What to produce =>
Repeat each of the following records line by line, without changing anything.

## START

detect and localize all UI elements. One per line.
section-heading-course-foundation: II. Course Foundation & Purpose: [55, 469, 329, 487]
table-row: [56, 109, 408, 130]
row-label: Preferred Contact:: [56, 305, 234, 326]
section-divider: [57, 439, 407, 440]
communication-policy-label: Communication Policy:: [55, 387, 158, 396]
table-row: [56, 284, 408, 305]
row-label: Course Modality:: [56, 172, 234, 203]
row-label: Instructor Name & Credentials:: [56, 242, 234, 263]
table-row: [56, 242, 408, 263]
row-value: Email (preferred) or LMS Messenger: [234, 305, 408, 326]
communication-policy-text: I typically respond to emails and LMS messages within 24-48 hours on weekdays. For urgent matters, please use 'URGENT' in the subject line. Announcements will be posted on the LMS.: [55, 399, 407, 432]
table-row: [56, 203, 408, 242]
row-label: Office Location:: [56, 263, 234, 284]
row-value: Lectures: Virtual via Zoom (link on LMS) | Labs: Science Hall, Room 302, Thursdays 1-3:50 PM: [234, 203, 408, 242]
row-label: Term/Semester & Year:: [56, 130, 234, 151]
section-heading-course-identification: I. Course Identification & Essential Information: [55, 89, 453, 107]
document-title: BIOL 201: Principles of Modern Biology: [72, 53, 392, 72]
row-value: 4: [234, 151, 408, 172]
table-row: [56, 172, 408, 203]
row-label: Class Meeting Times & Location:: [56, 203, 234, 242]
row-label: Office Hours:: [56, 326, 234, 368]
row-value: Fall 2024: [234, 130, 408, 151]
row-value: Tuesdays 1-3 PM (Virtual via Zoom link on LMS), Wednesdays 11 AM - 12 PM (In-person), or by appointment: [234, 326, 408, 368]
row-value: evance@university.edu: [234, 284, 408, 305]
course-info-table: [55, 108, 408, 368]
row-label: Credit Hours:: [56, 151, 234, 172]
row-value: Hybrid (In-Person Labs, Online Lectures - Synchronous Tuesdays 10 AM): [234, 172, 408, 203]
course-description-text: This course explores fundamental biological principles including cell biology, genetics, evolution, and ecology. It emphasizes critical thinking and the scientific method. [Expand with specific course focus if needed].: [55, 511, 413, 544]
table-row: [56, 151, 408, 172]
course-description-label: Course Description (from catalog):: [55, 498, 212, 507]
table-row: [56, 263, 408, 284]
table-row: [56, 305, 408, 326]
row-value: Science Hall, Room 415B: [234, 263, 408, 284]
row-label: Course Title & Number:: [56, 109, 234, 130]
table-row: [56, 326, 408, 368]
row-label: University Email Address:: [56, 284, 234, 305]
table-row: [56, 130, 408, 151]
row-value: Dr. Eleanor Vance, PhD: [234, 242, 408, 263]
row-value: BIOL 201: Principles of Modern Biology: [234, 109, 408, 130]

## END

Full output =>
detect and localize all UI elements. One per line.
section-heading-course-foundation: II. Course Foundation & Purpose: [55, 469, 329, 487]
table-row: [56, 109, 408, 130]
row-label: Preferred Contact:: [56, 305, 234, 326]
section-divider: [57, 439, 407, 440]
communication-policy-label: Communication Policy:: [55, 387, 158, 396]
table-row: [56, 284, 408, 305]
row-label: Course Modality:: [56, 172, 234, 203]
row-label: Instructor Name & Credentials:: [56, 242, 234, 263]
table-row: [56, 242, 408, 263]
row-value: Email (preferred) or LMS Messenger: [234, 305, 408, 326]
communication-policy-text: I typically respond to emails and LMS messages within 24-48 hours on weekdays. For urgent matters, please use 'URGENT' in the subject line. Announcements will be posted on the LMS.: [55, 399, 407, 432]
table-row: [56, 203, 408, 242]
row-label: Office Location:: [56, 263, 234, 284]
row-value: Lectures: Virtual via Zoom (link on LMS) | Labs: Science Hall, Room 302, Thursdays 1-3:50 PM: [234, 203, 408, 242]
row-label: Term/Semester & Year:: [56, 130, 234, 151]
section-heading-course-identification: I. Course Identification & Essential Information: [55, 89, 453, 107]
document-title: BIOL 201: Principles of Modern Biology: [72, 53, 392, 72]
row-value: 4: [234, 151, 408, 172]
table-row: [56, 172, 408, 203]
row-label: Class Meeting Times & Location:: [56, 203, 234, 242]
row-label: Office Hours:: [56, 326, 234, 368]
row-value: Fall 2024: [234, 130, 408, 151]
row-value: Tuesdays 1-3 PM (Virtual via Zoom link on LMS), Wednesdays 11 AM - 12 PM (In-person), or by appointment: [234, 326, 408, 368]
row-value: evance@university.edu: [234, 284, 408, 305]
course-info-table: [55, 108, 408, 368]
row-label: Credit Hours:: [56, 151, 234, 172]
row-value: Hybrid (In-Person Labs, Online Lectures - Synchronous Tuesdays 10 AM): [234, 172, 408, 203]
course-description-text: This course explores fundamental biological principles including cell biology, genetics, evolution, and ecology. It emphasizes critical thinking and the scientific method. [Expand with specific course focus if needed].: [55, 511, 413, 544]
table-row: [56, 151, 408, 172]
course-description-label: Course Description (from catalog):: [55, 498, 212, 507]
table-row: [56, 263, 408, 284]
table-row: [56, 305, 408, 326]
row-value: Science Hall, Room 415B: [234, 263, 408, 284]
row-label: Course Title & Number:: [56, 109, 234, 130]
table-row: [56, 326, 408, 368]
row-label: University Email Address:: [56, 284, 234, 305]
table-row: [56, 130, 408, 151]
row-value: Dr. Eleanor Vance, PhD: [234, 242, 408, 263]
row-value: BIOL 201: Principles of Modern Biology: [234, 109, 408, 130]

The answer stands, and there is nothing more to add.